Work required
Copy the records below exactly as they appear.

========

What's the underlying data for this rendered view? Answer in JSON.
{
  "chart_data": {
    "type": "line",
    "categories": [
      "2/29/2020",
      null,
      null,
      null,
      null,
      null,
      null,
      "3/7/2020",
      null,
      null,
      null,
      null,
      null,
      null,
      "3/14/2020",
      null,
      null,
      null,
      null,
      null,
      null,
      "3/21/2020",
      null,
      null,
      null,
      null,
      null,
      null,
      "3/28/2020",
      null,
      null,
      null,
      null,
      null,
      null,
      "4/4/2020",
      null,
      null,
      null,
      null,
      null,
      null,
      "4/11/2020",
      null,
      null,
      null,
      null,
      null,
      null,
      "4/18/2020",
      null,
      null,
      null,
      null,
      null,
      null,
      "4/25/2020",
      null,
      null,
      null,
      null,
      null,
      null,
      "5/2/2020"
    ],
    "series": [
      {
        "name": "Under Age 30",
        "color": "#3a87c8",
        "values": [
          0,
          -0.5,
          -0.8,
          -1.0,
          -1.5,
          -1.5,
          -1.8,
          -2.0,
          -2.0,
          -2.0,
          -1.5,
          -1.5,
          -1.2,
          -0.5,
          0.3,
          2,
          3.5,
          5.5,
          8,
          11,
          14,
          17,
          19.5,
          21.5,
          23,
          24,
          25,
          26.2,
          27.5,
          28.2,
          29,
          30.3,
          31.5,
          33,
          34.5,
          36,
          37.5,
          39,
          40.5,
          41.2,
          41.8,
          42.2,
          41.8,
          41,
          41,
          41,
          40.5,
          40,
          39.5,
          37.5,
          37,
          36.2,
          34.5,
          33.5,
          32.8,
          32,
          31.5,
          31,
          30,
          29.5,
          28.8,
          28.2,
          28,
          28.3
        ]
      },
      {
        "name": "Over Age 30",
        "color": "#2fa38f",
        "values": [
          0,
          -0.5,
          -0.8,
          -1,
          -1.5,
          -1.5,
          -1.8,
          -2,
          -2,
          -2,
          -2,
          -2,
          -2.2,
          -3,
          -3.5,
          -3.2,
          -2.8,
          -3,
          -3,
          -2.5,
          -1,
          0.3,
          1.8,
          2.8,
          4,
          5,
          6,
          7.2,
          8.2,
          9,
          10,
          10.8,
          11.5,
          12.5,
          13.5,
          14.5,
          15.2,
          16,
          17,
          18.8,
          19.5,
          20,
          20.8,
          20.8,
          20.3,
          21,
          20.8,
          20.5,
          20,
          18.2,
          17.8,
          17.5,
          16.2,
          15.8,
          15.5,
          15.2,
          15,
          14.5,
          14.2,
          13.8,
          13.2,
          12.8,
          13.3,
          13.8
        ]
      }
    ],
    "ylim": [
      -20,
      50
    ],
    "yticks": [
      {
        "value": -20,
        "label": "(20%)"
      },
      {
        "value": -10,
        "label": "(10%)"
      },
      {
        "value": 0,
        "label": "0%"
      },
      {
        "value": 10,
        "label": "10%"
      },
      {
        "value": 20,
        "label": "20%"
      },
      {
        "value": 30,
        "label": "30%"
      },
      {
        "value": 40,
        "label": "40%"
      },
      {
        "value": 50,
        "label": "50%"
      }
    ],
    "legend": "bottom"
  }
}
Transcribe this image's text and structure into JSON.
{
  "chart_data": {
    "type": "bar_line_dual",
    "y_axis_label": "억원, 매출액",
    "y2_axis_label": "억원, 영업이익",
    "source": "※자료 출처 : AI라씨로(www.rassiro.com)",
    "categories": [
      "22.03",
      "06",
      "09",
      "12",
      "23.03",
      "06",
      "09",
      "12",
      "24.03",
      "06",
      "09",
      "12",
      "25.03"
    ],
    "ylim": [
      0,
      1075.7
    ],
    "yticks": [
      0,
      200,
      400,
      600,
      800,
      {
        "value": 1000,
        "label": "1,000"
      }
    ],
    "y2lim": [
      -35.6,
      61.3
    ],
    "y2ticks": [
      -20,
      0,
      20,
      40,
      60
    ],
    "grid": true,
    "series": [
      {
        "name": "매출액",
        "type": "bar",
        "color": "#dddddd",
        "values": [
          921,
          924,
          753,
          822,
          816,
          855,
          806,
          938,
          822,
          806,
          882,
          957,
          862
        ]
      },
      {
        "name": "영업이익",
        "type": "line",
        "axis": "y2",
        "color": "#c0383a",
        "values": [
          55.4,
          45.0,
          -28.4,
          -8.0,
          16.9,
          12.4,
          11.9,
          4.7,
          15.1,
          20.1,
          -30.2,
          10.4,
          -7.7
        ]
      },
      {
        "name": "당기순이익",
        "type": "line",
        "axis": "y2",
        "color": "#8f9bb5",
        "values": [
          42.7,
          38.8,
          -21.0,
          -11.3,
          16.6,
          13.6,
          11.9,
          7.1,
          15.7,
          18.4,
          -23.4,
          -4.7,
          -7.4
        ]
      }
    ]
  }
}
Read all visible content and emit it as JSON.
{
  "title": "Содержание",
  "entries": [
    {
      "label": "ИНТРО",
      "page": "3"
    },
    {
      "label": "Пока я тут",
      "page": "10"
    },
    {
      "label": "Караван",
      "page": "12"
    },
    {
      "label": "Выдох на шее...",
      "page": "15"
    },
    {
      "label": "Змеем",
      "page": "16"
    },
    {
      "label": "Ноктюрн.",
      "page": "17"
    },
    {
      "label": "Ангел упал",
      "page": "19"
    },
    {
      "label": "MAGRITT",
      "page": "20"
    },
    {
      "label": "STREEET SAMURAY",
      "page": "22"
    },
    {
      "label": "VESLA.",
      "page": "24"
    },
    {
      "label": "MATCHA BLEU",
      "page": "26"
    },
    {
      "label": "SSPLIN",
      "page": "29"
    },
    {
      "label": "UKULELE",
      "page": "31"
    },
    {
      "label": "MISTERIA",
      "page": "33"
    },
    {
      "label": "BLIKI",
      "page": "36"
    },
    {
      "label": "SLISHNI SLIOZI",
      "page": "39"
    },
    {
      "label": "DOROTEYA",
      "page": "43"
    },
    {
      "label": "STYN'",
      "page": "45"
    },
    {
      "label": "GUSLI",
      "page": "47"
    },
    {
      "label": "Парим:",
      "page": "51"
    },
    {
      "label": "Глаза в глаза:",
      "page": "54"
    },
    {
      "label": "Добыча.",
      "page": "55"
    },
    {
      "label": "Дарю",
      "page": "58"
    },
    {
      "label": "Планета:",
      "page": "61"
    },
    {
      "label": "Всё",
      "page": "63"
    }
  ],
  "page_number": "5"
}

========

Problem solution
What's the underlying data for this rendered view? Answer in JSON.
{
  "chart_data": {
    "type": "line",
    "categories": [
      "2/29/2020",
      null,
      null,
      null,
      null,
      null,
      null,
      "3/7/2020",
      null,
      null,
      null,
      null,
      null,
      null,
      "3/14/2020",
      null,
      null,
      null,
      null,
      null,
      null,
      "3/21/2020",
      null,
      null,
      null,
      null,
      null,
      null,
      "3/28/2020",
      null,
      null,
      null,
      null,
      null,
      null,
      "4/4/2020",
      null,
      null,
      null,
      null,
      null,
      null,
      "4/11/2020",
      null,
      null,
      null,
      null,
      null,
      null,
      "4/18/2020",
      null,
      null,
      null,
      null,
      null,
      null,
      "4/25/2020",
      null,
      null,
      null,
      null,
      null,
      null,
      "5/2/2020"
    ],
    "series": [
      {
        "name": "Under Age 30",
        "color": "#3a87c8",
        "values": [
          0,
          -0.5,
          -0.8,
          -1.0,
          -1.5,
          -1.5,
          -1.8,
          -2.0,
          -2.0,
          -2.0,
          -1.5,
          -1.5,
          -1.2,
          -0.5,
          0.3,
          2,
          3.5,
          5.5,
          8,
          11,
          14,
          17,
          19.5,
          21.5,
          23,
          24,
          25,
          26.2,
          27.5,
          28.2,
          29,
          30.3,
          31.5,
          33,
          34.5,
          36,
          37.5,
          39,
          40.5,
          41.2,
          41.8,
          42.2,
          41.8,
          41,
          41,
          41,
          40.5,
          40,
          39.5,
          37.5,
          37,
          36.2,
          34.5,
          33.5,
          32.8,
          32,
          31.5,
          31,
          30,
          29.5,
          28.8,
          28.2,
          28,
          28.3
        ]
      },
      {
        "name": "Over Age 30",
        "color": "#2fa38f",
        "values": [
          0,
          -0.5,
          -0.8,
          -1,
          -1.5,
          -1.5,
          -1.8,
          -2,
          -2,
          -2,
          -2,
          -2,
          -2.2,
          -3,
          -3.5,
          -3.2,
          -2.8,
          -3,
          -3,
          -2.5,
          -1,
          0.3,
          1.8,
          2.8,
          4,
          5,
          6,
          7.2,
          8.2,
          9,
          10,
          10.8,
          11.5,
          12.5,
          13.5,
          14.5,
          15.2,
          16,
          17,
          18.8,
          19.5,
          20,
          20.8,
          20.8,
          20.3,
          21,
          20.8,
          20.5,
          20,
          18.2,
          17.8,
          17.5,
          16.2,
          15.8,
          15.5,
          15.2,
          15,
          14.5,
          14.2,
          13.8,
          13.2,
          12.8,
          13.3,
          13.8
        ]
      }
    ],
    "ylim": [
      -20,
      50
    ],
    "yticks": [
      {
        "value": -20,
        "label": "(20%)"
      },
      {
        "value": -10,
        "label": "(10%)"
      },
      {
        "value": 0,
        "label": "0%"
      },
      {
        "value": 10,
        "label": "10%"
      },
      {
        "value": 20,
        "label": "20%"
      },
      {
        "value": 30,
        "label": "30%"
      },
      {
        "value": 40,
        "label": "40%"
      },
      {
        "value": 50,
        "label": "50%"
      }
    ],
    "legend": "bottom"
  }
}
Transcribe this image's text and structure into JSON.
{
  "chart_data": {
    "type": "bar_line_dual",
    "y_axis_label": "억원, 매출액",
    "y2_axis_label": "억원, 영업이익",
    "source": "※자료 출처 : AI라씨로(www.rassiro.com)",
    "categories": [
      "22.03",
      "06",
      "09",
      "12",
      "23.03",
      "06",
      "09",
      "12",
      "24.03",
      "06",
      "09",
      "12",
      "25.03"
    ],
    "ylim": [
      0,
      1075.7
    ],
    "yticks": [
      0,
      200,
      400,
      600,
      800,
      {
        "value": 1000,
        "label": "1,000"
      }
    ],
    "y2lim": [
      -35.6,
      61.3
    ],
    "y2ticks": [
      -20,
      0,
      20,
      40,
      60
    ],
    "grid": true,
    "series": [
      {
        "name": "매출액",
        "type": "bar",
        "color": "#dddddd",
        "values": [
          921,
          924,
          753,
          822,
          816,
          855,
          806,
          938,
          822,
          806,
          882,
          957,
          862
        ]
      },
      {
        "name": "영업이익",
        "type": "line",
        "axis": "y2",
        "color": "#c0383a",
        "values": [
          55.4,
          45.0,
          -28.4,
          -8.0,
          16.9,
          12.4,
          11.9,
          4.7,
          15.1,
          20.1,
          -30.2,
          10.4,
          -7.7
        ]
      },
      {
        "name": "당기순이익",
        "type": "line",
        "axis": "y2",
        "color": "#8f9bb5",
        "values": [
          42.7,
          38.8,
          -21.0,
          -11.3,
          16.6,
          13.6,
          11.9,
          7.1,
          15.7,
          18.4,
          -23.4,
          -4.7,
          -7.4
        ]
      }
    ]
  }
}
Read all visible content and emit it as JSON.
{
  "title": "Содержание",
  "entries": [
    {
      "label": "ИНТРО",
      "page": "3"
    },
    {
      "label": "Пока я тут",
      "page": "10"
    },
    {
      "label": "Караван",
      "page": "12"
    },
    {
      "label": "Выдох на шее...",
      "page": "15"
    },
    {
      "label": "Змеем",
      "page": "16"
    },
    {
      "label": "Ноктюрн.",
      "page": "17"
    },
    {
      "label": "Ангел упал",
      "page": "19"
    },
    {
      "label": "MAGRITT",
      "page": "20"
    },
    {
      "label": "STREEET SAMURAY",
      "page": "22"
    },
    {
      "label": "VESLA.",
      "page": "24"
    },
    {
      "label": "MATCHA BLEU",
      "page": "26"
    },
    {
      "label": "SSPLIN",
      "page": "29"
    },
    {
      "label": "UKULELE",
      "page": "31"
    },
    {
      "label": "MISTERIA",
      "page": "33"
    },
    {
      "label": "BLIKI",
      "page": "36"
    },
    {
      "label": "SLISHNI SLIOZI",
      "page": "39"
    },
    {
      "label": "DOROTEYA",
      "page": "43"
    },
    {
      "label": "STYN'",
      "page": "45"
    },
    {
      "label": "GUSLI",
      "page": "47"
    },
    {
      "label": "Парим:",
      "page": "51"
    },
    {
      "label": "Глаза в глаза:",
      "page": "54"
    },
    {
      "label": "Добыча.",
      "page": "55"
    },
    {
      "label": "Дарю",
      "page": "58"
    },
    {
      "label": "Планета:",
      "page": "61"
    },
    {
      "label": "Всё",
      "page": "63"
    }
  ],
  "page_number": "5"
}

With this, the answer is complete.